Stored records:
* Start *

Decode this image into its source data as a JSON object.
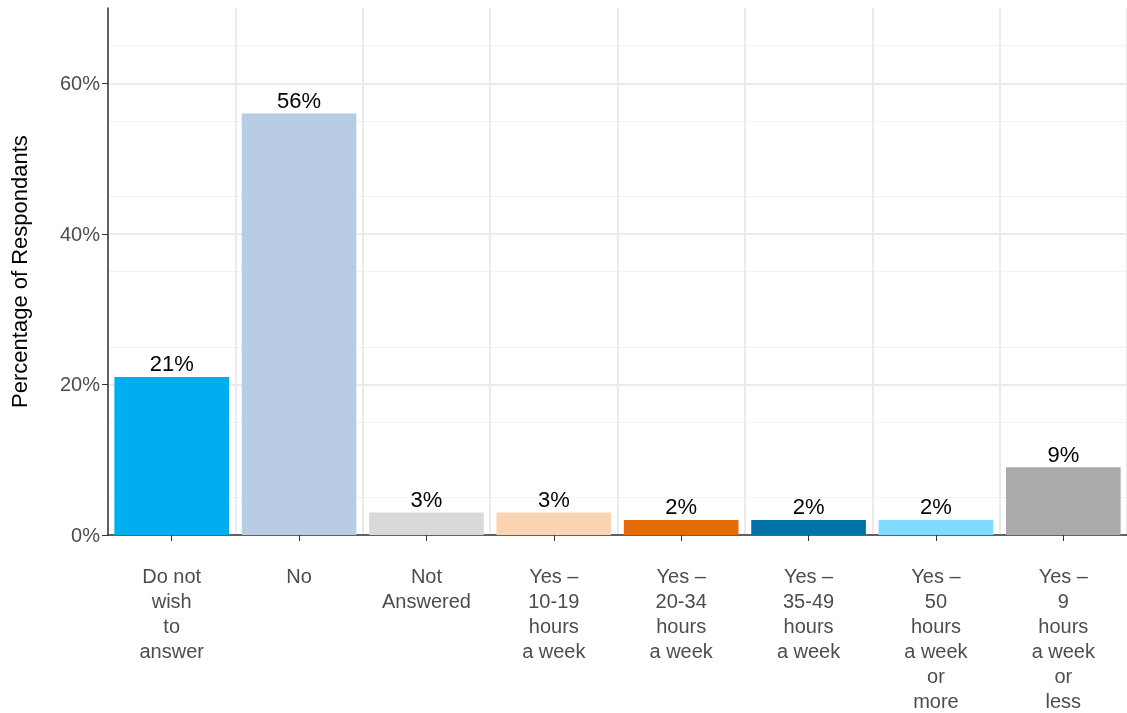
{
  "chart_data": {
    "type": "bar",
    "ylabel": "Percentage of Respondants",
    "categories": [
      "Do not wish to answer",
      "No",
      "Not Answered",
      "Yes – 10-19 hours a week",
      "Yes – 20-34 hours a week",
      "Yes – 35-49 hours a week",
      "Yes – 50 hours a week or more",
      "Yes – 9 hours a week or less"
    ],
    "values": [
      21,
      56,
      3,
      3,
      2,
      2,
      2,
      9
    ],
    "value_labels": [
      "21%",
      "56%",
      "3%",
      "3%",
      "2%",
      "2%",
      "2%",
      "9%"
    ],
    "colors": [
      "#00aeef",
      "#b8cce4",
      "#d9d9d9",
      "#fbd4b4",
      "#e36c09",
      "#0071a9",
      "#7fdbff",
      "#aaaaaa"
    ],
    "ylim": [
      0,
      70
    ],
    "yticks": [
      {
        "value": 0,
        "label": "0%"
      },
      {
        "value": 20,
        "label": "20%"
      },
      {
        "value": 40,
        "label": "40%"
      },
      {
        "value": 60,
        "label": "60%"
      }
    ],
    "grid": true
  }
}
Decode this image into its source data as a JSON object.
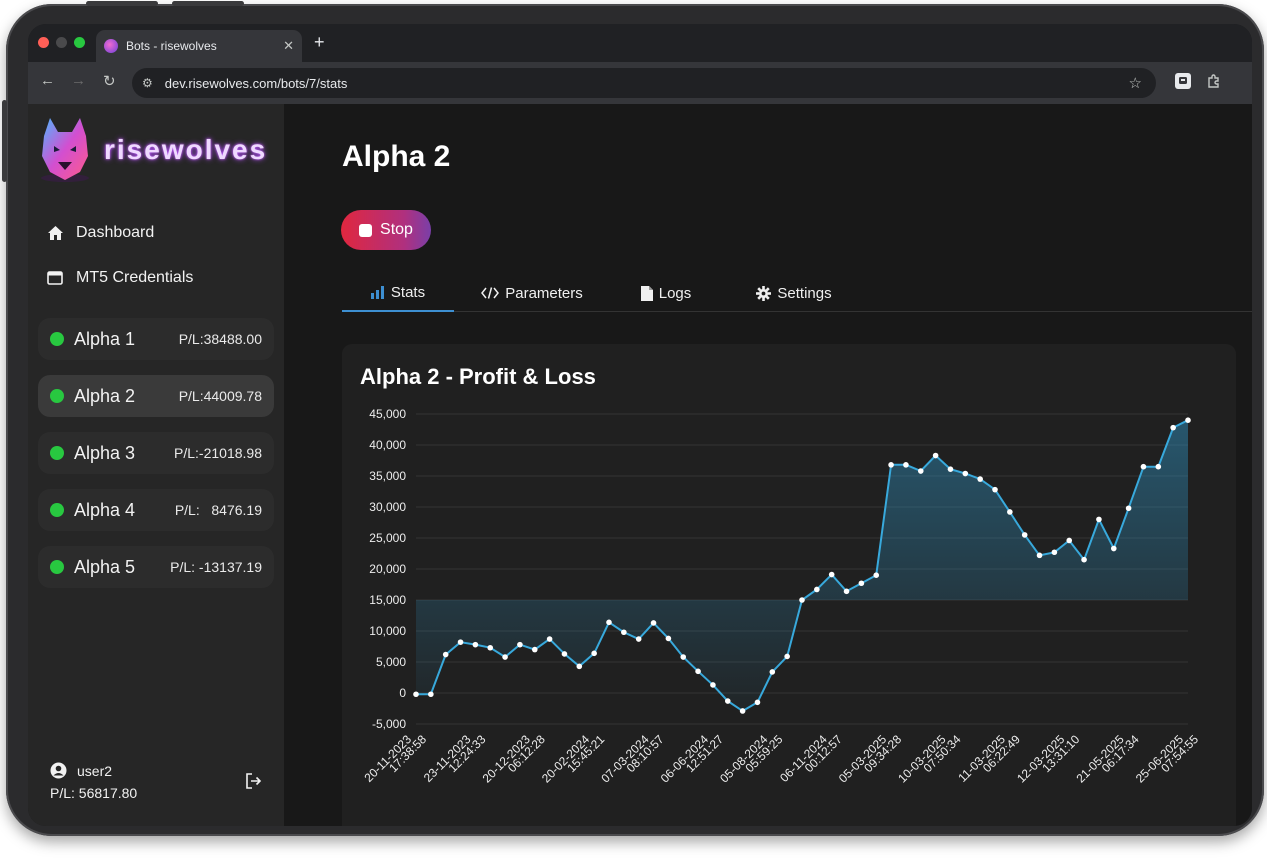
{
  "browser": {
    "tab_title": "Bots - risewolves",
    "url": "dev.risewolves.com/bots/7/stats"
  },
  "brand": {
    "name": "risewolves"
  },
  "nav": [
    {
      "label": "Dashboard",
      "icon": "home-icon"
    },
    {
      "label": "MT5 Credentials",
      "icon": "window-icon"
    }
  ],
  "bots": [
    {
      "name": "Alpha 1",
      "pl": "P/L:38488.00",
      "status": "running",
      "active": false
    },
    {
      "name": "Alpha 2",
      "pl": "P/L:44009.78",
      "status": "running",
      "active": true
    },
    {
      "name": "Alpha 3",
      "pl": "P/L:-21018.98",
      "status": "running",
      "active": false
    },
    {
      "name": "Alpha 4",
      "pl": "P/L:   8476.19",
      "status": "running",
      "active": false
    },
    {
      "name": "Alpha 5",
      "pl": "P/L: -13137.19",
      "status": "running",
      "active": false
    }
  ],
  "user": {
    "name": "user2",
    "pl": "P/L: 56817.80"
  },
  "page": {
    "title": "Alpha 2",
    "stop_label": "Stop"
  },
  "tabs": [
    {
      "label": "Stats",
      "icon": "bar-chart-icon",
      "active": true
    },
    {
      "label": "Parameters",
      "icon": "code-icon",
      "active": false
    },
    {
      "label": "Logs",
      "icon": "file-icon",
      "active": false
    },
    {
      "label": "Settings",
      "icon": "gear-icon",
      "active": false
    }
  ],
  "colors": {
    "accent": "#3d8fd1",
    "line": "#38a9dc",
    "status_green": "#28c840",
    "stop_red": "#e0273f"
  },
  "chart_data": {
    "type": "area",
    "title": "Alpha 2 - Profit & Loss",
    "ylim": [
      -5000,
      45000
    ],
    "yticks": [
      "45,000",
      "40,000",
      "35,000",
      "30,000",
      "25,000",
      "20,000",
      "15,000",
      "10,000",
      "5,000",
      "0",
      "-5,000"
    ],
    "xtick_labels": [
      [
        "20-11-2023",
        "17:38:58"
      ],
      [
        "23-11-2023",
        "12:24:33"
      ],
      [
        "20-12-2023",
        "06:12:28"
      ],
      [
        "20-02-2024",
        "15:45:21"
      ],
      [
        "07-03-2024",
        "08:10:57"
      ],
      [
        "06-06-2024",
        "12:51:27"
      ],
      [
        "05-08-2024",
        "05:59:25"
      ],
      [
        "06-11-2024",
        "00:12:57"
      ],
      [
        "05-03-2025",
        "09:34:28"
      ],
      [
        "10-03-2025",
        "07:50:34"
      ],
      [
        "11-03-2025",
        "06:22:49"
      ],
      [
        "12-03-2025",
        "13:31:10"
      ],
      [
        "21-05-2025",
        "06:17:34"
      ],
      [
        "25-06-2025",
        "07:54:55"
      ]
    ],
    "values": [
      -200,
      -200,
      6200,
      8200,
      7800,
      7300,
      5800,
      7800,
      7000,
      8700,
      6300,
      4300,
      6400,
      11400,
      9800,
      8700,
      11300,
      8800,
      5800,
      3500,
      1300,
      -1300,
      -2900,
      -1500,
      3400,
      5900,
      15000,
      16700,
      19100,
      16400,
      17700,
      19000,
      36800,
      36800,
      35800,
      38300,
      36100,
      35400,
      34500,
      32800,
      29200,
      25500,
      22200,
      22700,
      24600,
      21500,
      28000,
      23300,
      29800,
      36500,
      36500,
      42800,
      44000
    ],
    "grid": true
  }
}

* End *

YOUR TASK:
What you return should match the records above word for word, minus the pictures.

SOLVED EXERCISE:
Decode this image into its source data as a JSON object.
{
  "chart_data": {
    "type": "bar",
    "ylabel": "Percentage of Respondants",
    "categories": [
      "Do not wish to answer",
      "No",
      "Not Answered",
      "Yes – 10-19 hours a week",
      "Yes – 20-34 hours a week",
      "Yes – 35-49 hours a week",
      "Yes – 50 hours a week or more",
      "Yes – 9 hours a week or less"
    ],
    "values": [
      21,
      56,
      3,
      3,
      2,
      2,
      2,
      9
    ],
    "value_labels": [
      "21%",
      "56%",
      "3%",
      "3%",
      "2%",
      "2%",
      "2%",
      "9%"
    ],
    "colors": [
      "#00aeef",
      "#b8cce4",
      "#d9d9d9",
      "#fbd4b4",
      "#e36c09",
      "#0071a9",
      "#7fdbff",
      "#aaaaaa"
    ],
    "ylim": [
      0,
      70
    ],
    "yticks": [
      {
        "value": 0,
        "label": "0%"
      },
      {
        "value": 20,
        "label": "20%"
      },
      {
        "value": 40,
        "label": "40%"
      },
      {
        "value": 60,
        "label": "60%"
      }
    ],
    "grid": true
  }
}
Decode this image into its source data as a JSON object.
{
  "browser": {
    "tab_title": "Bots - risewolves",
    "url": "dev.risewolves.com/bots/7/stats"
  },
  "brand": {
    "name": "risewolves"
  },
  "nav": [
    {
      "label": "Dashboard",
      "icon": "home-icon"
    },
    {
      "label": "MT5 Credentials",
      "icon": "window-icon"
    }
  ],
  "bots": [
    {
      "name": "Alpha 1",
      "pl": "P/L:38488.00",
      "status": "running",
      "active": false
    },
    {
      "name": "Alpha 2",
      "pl": "P/L:44009.78",
      "status": "running",
      "active": true
    },
    {
      "name": "Alpha 3",
      "pl": "P/L:-21018.98",
      "status": "running",
      "active": false
    },
    {
      "name": "Alpha 4",
      "pl": "P/L:   8476.19",
      "status": "running",
      "active": false
    },
    {
      "name": "Alpha 5",
      "pl": "P/L: -13137.19",
      "status": "running",
      "active": false
    }
  ],
  "user": {
    "name": "user2",
    "pl": "P/L: 56817.80"
  },
  "page": {
    "title": "Alpha 2",
    "stop_label": "Stop"
  },
  "tabs": [
    {
      "label": "Stats",
      "icon": "bar-chart-icon",
      "active": true
    },
    {
      "label": "Parameters",
      "icon": "code-icon",
      "active": false
    },
    {
      "label": "Logs",
      "icon": "file-icon",
      "active": false
    },
    {
      "label": "Settings",
      "icon": "gear-icon",
      "active": false
    }
  ],
  "colors": {
    "accent": "#3d8fd1",
    "line": "#38a9dc",
    "status_green": "#28c840",
    "stop_red": "#e0273f"
  },
  "chart_data": {
    "type": "area",
    "title": "Alpha 2 - Profit & Loss",
    "ylim": [
      -5000,
      45000
    ],
    "yticks": [
      "45,000",
      "40,000",
      "35,000",
      "30,000",
      "25,000",
      "20,000",
      "15,000",
      "10,000",
      "5,000",
      "0",
      "-5,000"
    ],
    "xtick_labels": [
      [
        "20-11-2023",
        "17:38:58"
      ],
      [
        "23-11-2023",
        "12:24:33"
      ],
      [
        "20-12-2023",
        "06:12:28"
      ],
      [
        "20-02-2024",
        "15:45:21"
      ],
      [
        "07-03-2024",
        "08:10:57"
      ],
      [
        "06-06-2024",
        "12:51:27"
      ],
      [
        "05-08-2024",
        "05:59:25"
      ],
      [
        "06-11-2024",
        "00:12:57"
      ],
      [
        "05-03-2025",
        "09:34:28"
      ],
      [
        "10-03-2025",
        "07:50:34"
      ],
      [
        "11-03-2025",
        "06:22:49"
      ],
      [
        "12-03-2025",
        "13:31:10"
      ],
      [
        "21-05-2025",
        "06:17:34"
      ],
      [
        "25-06-2025",
        "07:54:55"
      ]
    ],
    "values": [
      -200,
      -200,
      6200,
      8200,
      7800,
      7300,
      5800,
      7800,
      7000,
      8700,
      6300,
      4300,
      6400,
      11400,
      9800,
      8700,
      11300,
      8800,
      5800,
      3500,
      1300,
      -1300,
      -2900,
      -1500,
      3400,
      5900,
      15000,
      16700,
      19100,
      16400,
      17700,
      19000,
      36800,
      36800,
      35800,
      38300,
      36100,
      35400,
      34500,
      32800,
      29200,
      25500,
      22200,
      22700,
      24600,
      21500,
      28000,
      23300,
      29800,
      36500,
      36500,
      42800,
      44000
    ],
    "grid": true
  }
}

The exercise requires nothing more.